Goal of the exercise: Revise the data below so that every "column-menu-button" becomes "column-options-button", with nothing else altered.

(Records from a data collection)

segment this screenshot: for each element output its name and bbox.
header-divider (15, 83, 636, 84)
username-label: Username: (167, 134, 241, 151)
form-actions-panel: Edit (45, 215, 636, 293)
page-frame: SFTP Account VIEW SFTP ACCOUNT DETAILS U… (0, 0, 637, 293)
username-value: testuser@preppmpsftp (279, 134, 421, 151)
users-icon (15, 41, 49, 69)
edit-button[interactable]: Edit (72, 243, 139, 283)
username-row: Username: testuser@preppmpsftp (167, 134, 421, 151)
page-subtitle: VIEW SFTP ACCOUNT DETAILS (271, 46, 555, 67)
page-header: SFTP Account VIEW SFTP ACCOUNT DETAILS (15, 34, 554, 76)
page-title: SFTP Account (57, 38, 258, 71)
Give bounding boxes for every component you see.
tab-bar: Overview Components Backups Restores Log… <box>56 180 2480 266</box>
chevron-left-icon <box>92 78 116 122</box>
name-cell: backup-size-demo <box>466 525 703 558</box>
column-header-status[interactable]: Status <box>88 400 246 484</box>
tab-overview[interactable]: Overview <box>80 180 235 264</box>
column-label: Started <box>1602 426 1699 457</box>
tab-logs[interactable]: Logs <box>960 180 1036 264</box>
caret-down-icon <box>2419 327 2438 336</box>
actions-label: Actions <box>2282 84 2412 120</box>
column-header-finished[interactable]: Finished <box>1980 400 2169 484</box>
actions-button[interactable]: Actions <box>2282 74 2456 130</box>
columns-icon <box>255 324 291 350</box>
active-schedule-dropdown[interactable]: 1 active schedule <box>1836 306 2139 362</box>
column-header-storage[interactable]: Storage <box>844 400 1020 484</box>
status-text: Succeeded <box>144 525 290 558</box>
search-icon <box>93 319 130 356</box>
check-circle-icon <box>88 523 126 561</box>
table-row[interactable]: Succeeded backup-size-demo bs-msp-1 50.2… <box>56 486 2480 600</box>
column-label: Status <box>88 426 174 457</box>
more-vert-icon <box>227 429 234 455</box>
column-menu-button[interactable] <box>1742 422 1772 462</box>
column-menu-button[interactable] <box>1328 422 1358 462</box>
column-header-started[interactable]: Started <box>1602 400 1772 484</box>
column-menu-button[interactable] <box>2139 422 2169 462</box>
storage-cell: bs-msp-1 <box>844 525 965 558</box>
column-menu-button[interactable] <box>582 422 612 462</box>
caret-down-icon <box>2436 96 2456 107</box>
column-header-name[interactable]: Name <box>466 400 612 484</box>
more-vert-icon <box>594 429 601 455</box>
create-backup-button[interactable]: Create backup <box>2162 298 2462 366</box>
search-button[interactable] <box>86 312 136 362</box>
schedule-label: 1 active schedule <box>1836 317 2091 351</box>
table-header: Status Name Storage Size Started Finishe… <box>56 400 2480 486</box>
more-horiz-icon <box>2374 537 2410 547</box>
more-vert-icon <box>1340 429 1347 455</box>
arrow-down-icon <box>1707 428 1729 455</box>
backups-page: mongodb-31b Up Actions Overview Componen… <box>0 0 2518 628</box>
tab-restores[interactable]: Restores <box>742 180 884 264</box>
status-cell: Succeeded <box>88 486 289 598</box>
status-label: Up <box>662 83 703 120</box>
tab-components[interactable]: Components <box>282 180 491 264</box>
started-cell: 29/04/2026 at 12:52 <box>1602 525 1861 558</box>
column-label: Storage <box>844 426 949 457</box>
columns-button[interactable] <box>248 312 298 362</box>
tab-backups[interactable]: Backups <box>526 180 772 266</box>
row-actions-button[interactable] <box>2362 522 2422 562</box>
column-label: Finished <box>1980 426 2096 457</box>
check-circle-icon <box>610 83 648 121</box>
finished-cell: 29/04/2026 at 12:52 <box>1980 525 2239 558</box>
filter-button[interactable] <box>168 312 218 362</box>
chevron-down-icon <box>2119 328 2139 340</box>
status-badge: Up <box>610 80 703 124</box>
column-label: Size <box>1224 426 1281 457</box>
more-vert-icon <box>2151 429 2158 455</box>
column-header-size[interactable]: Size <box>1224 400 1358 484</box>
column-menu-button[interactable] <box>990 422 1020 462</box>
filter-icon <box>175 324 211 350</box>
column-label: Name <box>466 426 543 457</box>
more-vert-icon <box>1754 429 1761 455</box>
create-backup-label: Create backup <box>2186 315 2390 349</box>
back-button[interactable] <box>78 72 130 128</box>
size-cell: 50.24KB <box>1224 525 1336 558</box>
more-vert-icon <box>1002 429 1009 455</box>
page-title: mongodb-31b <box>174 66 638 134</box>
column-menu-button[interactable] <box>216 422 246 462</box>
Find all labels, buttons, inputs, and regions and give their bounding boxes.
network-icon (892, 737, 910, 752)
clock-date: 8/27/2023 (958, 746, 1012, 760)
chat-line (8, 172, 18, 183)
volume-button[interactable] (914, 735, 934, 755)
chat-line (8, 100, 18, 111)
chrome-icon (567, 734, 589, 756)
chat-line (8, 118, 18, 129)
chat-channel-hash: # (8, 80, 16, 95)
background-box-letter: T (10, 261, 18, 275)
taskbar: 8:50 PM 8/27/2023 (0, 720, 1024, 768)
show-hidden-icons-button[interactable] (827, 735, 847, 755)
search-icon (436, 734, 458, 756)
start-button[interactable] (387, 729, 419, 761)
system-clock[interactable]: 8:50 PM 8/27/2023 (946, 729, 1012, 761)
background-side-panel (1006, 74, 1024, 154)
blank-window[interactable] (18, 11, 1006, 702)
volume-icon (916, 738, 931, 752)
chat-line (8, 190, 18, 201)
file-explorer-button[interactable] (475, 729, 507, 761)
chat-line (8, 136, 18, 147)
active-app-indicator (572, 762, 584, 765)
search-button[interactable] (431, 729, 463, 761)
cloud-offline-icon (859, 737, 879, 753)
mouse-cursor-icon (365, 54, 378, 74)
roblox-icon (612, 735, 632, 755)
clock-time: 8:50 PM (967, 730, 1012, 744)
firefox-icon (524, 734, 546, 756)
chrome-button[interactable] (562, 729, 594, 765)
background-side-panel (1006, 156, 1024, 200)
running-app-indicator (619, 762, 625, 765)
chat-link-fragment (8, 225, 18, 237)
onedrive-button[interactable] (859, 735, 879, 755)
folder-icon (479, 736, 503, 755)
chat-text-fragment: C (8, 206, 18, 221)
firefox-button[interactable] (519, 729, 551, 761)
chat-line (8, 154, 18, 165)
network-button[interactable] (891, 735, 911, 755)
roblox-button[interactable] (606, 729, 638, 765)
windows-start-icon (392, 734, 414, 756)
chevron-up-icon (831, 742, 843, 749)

Correct answer:
segment this screenshot: for each element output its name and bbox.
header-divider (15, 83, 636, 84)
username-label: Username: (167, 134, 241, 151)
form-actions-panel: Edit (45, 215, 636, 293)
page-frame: SFTP Account VIEW SFTP ACCOUNT DETAILS U… (0, 0, 637, 293)
username-value: testuser@preppmpsftp (279, 134, 421, 151)
users-icon (15, 41, 49, 69)
edit-button[interactable]: Edit (72, 243, 139, 283)
username-row: Username: testuser@preppmpsftp (167, 134, 421, 151)
page-subtitle: VIEW SFTP ACCOUNT DETAILS (271, 46, 555, 67)
page-header: SFTP Account VIEW SFTP ACCOUNT DETAILS (15, 34, 554, 76)
page-title: SFTP Account (57, 38, 258, 71)
Give bounding boxes for every component you see.
tab-bar: Overview Components Backups Restores Log… <box>56 180 2480 266</box>
chevron-left-icon <box>92 78 116 122</box>
name-cell: backup-size-demo <box>466 525 703 558</box>
column-header-status[interactable]: Status <box>88 400 246 484</box>
tab-overview[interactable]: Overview <box>80 180 235 264</box>
column-label: Started <box>1602 426 1699 457</box>
tab-logs[interactable]: Logs <box>960 180 1036 264</box>
caret-down-icon <box>2419 327 2438 336</box>
actions-label: Actions <box>2282 84 2412 120</box>
column-header-finished[interactable]: Finished <box>1980 400 2169 484</box>
actions-button[interactable]: Actions <box>2282 74 2456 130</box>
columns-icon <box>255 324 291 350</box>
active-schedule-dropdown[interactable]: 1 active schedule <box>1836 306 2139 362</box>
column-header-storage[interactable]: Storage <box>844 400 1020 484</box>
status-text: Succeeded <box>144 525 290 558</box>
search-icon <box>93 319 130 356</box>
check-circle-icon <box>88 523 126 561</box>
table-row[interactable]: Succeeded backup-size-demo bs-msp-1 50.2… <box>56 486 2480 600</box>
column-label: Status <box>88 426 174 457</box>
more-vert-icon <box>227 429 234 455</box>
column-options-button[interactable] <box>1742 422 1772 462</box>
column-options-button[interactable] <box>1328 422 1358 462</box>
column-header-started[interactable]: Started <box>1602 400 1772 484</box>
column-options-button[interactable] <box>2139 422 2169 462</box>
storage-cell: bs-msp-1 <box>844 525 965 558</box>
column-options-button[interactable] <box>582 422 612 462</box>
caret-down-icon <box>2436 96 2456 107</box>
column-header-name[interactable]: Name <box>466 400 612 484</box>
more-vert-icon <box>594 429 601 455</box>
create-backup-button[interactable]: Create backup <box>2162 298 2462 366</box>
search-button[interactable] <box>86 312 136 362</box>
schedule-label: 1 active schedule <box>1836 317 2091 351</box>
table-header: Status Name Storage Size Started Finishe… <box>56 400 2480 486</box>
more-horiz-icon <box>2374 537 2410 547</box>
more-vert-icon <box>1340 429 1347 455</box>
arrow-down-icon <box>1707 428 1729 455</box>
backups-page: mongodb-31b Up Actions Overview Componen… <box>0 0 2518 628</box>
tab-restores[interactable]: Restores <box>742 180 884 264</box>
status-cell: Succeeded <box>88 486 289 598</box>
status-label: Up <box>662 83 703 120</box>
tab-components[interactable]: Components <box>282 180 491 264</box>
started-cell: 29/04/2026 at 12:52 <box>1602 525 1861 558</box>
column-label: Storage <box>844 426 949 457</box>
columns-button[interactable] <box>248 312 298 362</box>
tab-backups[interactable]: Backups <box>526 180 772 266</box>
row-actions-button[interactable] <box>2362 522 2422 562</box>
column-label: Finished <box>1980 426 2096 457</box>
check-circle-icon <box>610 83 648 121</box>
finished-cell: 29/04/2026 at 12:52 <box>1980 525 2239 558</box>
filter-button[interactable] <box>168 312 218 362</box>
chevron-down-icon <box>2119 328 2139 340</box>
status-badge: Up <box>610 80 703 124</box>
column-label: Size <box>1224 426 1281 457</box>
more-vert-icon <box>2151 429 2158 455</box>
column-header-size[interactable]: Size <box>1224 400 1358 484</box>
column-options-button[interactable] <box>990 422 1020 462</box>
filter-icon <box>175 324 211 350</box>
column-label: Name <box>466 426 543 457</box>
more-vert-icon <box>1754 429 1761 455</box>
create-backup-label: Create backup <box>2186 315 2390 349</box>
back-button[interactable] <box>78 72 130 128</box>
size-cell: 50.24KB <box>1224 525 1336 558</box>
more-vert-icon <box>1002 429 1009 455</box>
page-title: mongodb-31b <box>174 66 638 134</box>
column-options-button[interactable] <box>216 422 246 462</box>
Find all labels, buttons, inputs, and regions and give their bounding boxes.
network-icon (892, 737, 910, 752)
clock-date: 8/27/2023 (958, 746, 1012, 760)
chat-line (8, 172, 18, 183)
volume-button[interactable] (914, 735, 934, 755)
chat-line (8, 100, 18, 111)
chrome-icon (567, 734, 589, 756)
chat-line (8, 118, 18, 129)
chat-channel-hash: # (8, 80, 16, 95)
background-box-letter: T (10, 261, 18, 275)
taskbar: 8:50 PM 8/27/2023 (0, 720, 1024, 768)
show-hidden-icons-button[interactable] (827, 735, 847, 755)
search-icon (436, 734, 458, 756)
start-button[interactable] (387, 729, 419, 761)
system-clock[interactable]: 8:50 PM 8/27/2023 (946, 729, 1012, 761)
background-side-panel (1006, 74, 1024, 154)
blank-window[interactable] (18, 11, 1006, 702)
volume-icon (916, 738, 931, 752)
chat-line (8, 190, 18, 201)
file-explorer-button[interactable] (475, 729, 507, 761)
chat-line (8, 136, 18, 147)
active-app-indicator (572, 762, 584, 765)
search-button[interactable] (431, 729, 463, 761)
cloud-offline-icon (859, 737, 879, 753)
mouse-cursor-icon (365, 54, 378, 74)
roblox-icon (612, 735, 632, 755)
clock-time: 8:50 PM (967, 730, 1012, 744)
firefox-icon (524, 734, 546, 756)
chrome-button[interactable] (562, 729, 594, 765)
background-side-panel (1006, 156, 1024, 200)
running-app-indicator (619, 762, 625, 765)
chat-link-fragment (8, 225, 18, 237)
onedrive-button[interactable] (859, 735, 879, 755)
folder-icon (479, 736, 503, 755)
chat-text-fragment: C (8, 206, 18, 221)
firefox-button[interactable] (519, 729, 551, 761)
chat-line (8, 154, 18, 165)
network-button[interactable] (891, 735, 911, 755)
roblox-button[interactable] (606, 729, 638, 765)
windows-start-icon (392, 734, 414, 756)
chevron-up-icon (831, 742, 843, 749)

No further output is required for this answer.